§ EXERCISE DIRECTIONS
Please report every line from the material that contains the word "funds".

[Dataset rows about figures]
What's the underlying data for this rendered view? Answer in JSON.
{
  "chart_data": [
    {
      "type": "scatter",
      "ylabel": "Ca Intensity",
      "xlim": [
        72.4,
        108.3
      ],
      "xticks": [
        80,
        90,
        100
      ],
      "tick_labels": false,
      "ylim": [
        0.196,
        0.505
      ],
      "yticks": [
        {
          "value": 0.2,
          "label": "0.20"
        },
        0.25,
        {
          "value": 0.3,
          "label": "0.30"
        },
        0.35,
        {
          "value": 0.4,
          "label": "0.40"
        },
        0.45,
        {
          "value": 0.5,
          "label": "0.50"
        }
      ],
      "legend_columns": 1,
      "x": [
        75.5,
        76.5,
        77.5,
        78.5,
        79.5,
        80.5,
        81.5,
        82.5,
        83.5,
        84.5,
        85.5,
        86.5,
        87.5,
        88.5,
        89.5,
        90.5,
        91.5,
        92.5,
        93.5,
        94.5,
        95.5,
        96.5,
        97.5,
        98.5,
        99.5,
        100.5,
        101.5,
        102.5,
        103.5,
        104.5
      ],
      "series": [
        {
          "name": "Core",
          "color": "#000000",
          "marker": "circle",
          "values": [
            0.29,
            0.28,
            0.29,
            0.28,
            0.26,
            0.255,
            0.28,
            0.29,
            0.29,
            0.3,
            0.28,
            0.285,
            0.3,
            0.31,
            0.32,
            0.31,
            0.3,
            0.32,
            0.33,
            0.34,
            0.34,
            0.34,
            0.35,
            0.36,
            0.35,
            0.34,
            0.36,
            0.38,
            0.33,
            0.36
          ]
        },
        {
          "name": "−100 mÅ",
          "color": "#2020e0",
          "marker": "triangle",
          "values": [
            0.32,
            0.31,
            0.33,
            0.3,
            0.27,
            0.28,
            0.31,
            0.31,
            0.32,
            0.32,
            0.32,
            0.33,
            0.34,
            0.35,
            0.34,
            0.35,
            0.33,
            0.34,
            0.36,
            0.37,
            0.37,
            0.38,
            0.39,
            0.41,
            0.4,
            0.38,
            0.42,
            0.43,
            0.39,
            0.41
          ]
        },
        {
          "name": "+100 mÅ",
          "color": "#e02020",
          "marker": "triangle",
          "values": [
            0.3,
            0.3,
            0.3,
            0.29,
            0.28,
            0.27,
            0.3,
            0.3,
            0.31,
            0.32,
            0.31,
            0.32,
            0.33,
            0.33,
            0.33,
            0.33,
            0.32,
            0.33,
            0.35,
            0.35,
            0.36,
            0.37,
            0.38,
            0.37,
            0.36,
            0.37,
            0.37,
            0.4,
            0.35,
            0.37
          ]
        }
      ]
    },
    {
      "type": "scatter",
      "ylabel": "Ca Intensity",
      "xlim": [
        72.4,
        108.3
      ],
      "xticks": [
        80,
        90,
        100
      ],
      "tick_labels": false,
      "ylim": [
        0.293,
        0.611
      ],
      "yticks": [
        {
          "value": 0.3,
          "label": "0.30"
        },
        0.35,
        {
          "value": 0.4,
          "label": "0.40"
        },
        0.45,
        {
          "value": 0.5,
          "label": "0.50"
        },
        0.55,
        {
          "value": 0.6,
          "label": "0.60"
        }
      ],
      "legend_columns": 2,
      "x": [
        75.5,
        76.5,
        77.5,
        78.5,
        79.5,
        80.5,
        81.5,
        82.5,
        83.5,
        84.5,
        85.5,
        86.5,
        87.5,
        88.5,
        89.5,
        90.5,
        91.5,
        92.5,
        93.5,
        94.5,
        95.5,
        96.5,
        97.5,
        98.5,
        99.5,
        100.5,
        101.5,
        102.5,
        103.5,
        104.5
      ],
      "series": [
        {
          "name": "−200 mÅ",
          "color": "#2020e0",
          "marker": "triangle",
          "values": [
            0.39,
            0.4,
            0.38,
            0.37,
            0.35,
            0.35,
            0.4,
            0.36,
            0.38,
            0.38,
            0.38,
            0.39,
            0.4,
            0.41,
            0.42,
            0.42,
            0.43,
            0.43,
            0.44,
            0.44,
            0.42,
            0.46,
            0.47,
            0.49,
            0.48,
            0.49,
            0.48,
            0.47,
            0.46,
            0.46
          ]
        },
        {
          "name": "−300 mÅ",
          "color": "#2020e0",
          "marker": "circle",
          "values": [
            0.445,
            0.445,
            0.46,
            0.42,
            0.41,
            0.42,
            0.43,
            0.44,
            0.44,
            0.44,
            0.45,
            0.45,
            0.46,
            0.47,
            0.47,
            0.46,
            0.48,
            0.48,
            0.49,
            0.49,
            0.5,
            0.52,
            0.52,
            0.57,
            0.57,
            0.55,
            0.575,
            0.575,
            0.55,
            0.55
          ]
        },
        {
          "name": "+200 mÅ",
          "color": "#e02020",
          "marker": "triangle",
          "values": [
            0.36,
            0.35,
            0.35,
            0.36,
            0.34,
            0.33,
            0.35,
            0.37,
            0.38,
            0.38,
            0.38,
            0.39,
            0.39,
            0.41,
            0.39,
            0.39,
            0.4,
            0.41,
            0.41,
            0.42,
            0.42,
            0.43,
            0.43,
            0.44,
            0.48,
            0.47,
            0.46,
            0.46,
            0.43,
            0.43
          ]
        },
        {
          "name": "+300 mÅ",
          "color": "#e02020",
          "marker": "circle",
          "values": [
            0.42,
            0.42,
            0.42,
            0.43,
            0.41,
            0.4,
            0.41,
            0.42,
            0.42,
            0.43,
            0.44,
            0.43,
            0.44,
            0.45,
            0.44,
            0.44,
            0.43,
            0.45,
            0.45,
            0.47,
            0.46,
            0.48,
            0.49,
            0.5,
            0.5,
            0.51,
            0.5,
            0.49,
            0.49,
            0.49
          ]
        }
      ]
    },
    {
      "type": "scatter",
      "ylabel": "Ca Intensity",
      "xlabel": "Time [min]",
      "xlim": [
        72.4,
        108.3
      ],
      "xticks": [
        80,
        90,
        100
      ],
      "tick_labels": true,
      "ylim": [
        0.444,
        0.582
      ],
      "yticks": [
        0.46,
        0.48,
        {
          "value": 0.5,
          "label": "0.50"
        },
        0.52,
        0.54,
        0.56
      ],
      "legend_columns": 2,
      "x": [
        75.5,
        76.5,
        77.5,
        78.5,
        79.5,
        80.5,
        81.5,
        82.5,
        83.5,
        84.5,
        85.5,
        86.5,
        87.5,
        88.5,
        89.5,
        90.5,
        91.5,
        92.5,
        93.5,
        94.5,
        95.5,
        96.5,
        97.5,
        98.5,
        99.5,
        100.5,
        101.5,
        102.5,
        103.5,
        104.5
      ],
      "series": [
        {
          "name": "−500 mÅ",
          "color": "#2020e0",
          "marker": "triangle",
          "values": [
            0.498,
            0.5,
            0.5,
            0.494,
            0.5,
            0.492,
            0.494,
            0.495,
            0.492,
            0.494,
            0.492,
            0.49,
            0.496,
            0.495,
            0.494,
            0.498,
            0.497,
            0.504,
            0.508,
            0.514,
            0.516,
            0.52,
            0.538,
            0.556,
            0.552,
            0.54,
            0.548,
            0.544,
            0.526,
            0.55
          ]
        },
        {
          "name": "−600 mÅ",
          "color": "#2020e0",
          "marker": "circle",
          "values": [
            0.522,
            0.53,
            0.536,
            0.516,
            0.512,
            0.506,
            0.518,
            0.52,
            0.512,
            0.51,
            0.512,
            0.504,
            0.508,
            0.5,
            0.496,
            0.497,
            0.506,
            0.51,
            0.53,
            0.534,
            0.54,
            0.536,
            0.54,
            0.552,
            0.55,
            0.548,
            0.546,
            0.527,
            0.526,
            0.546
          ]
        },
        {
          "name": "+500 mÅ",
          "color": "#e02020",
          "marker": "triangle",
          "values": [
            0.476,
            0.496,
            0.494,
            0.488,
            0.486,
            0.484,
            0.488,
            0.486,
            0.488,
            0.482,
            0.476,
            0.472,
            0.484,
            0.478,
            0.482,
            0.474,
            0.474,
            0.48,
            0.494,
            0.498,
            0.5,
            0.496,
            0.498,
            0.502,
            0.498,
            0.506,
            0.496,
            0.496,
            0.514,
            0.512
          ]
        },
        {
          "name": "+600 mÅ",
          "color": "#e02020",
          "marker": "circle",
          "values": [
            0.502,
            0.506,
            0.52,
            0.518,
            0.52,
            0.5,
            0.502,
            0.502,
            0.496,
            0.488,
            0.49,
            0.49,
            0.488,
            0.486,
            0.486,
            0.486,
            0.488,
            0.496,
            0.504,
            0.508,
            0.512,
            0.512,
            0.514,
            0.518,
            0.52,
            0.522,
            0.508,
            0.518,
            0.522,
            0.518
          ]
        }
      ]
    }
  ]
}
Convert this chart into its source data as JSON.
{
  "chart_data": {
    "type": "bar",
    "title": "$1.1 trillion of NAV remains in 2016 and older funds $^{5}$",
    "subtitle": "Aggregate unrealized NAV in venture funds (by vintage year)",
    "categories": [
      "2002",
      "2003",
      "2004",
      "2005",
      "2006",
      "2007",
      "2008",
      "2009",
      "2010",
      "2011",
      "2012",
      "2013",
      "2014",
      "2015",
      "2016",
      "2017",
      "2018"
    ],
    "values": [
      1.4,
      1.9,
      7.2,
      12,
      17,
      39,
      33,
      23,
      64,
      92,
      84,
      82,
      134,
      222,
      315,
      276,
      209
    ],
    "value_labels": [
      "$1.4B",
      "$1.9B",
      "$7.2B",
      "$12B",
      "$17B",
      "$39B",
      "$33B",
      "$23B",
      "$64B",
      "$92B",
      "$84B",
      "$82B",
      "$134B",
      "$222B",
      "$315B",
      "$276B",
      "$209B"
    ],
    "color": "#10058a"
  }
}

§ TASK ANSWER
    "title": "$1.1 trillion of NAV remains in 2016 and older funds $^{5}$",
    "subtitle": "Aggregate unrealized NAV in venture funds (by vintage year)",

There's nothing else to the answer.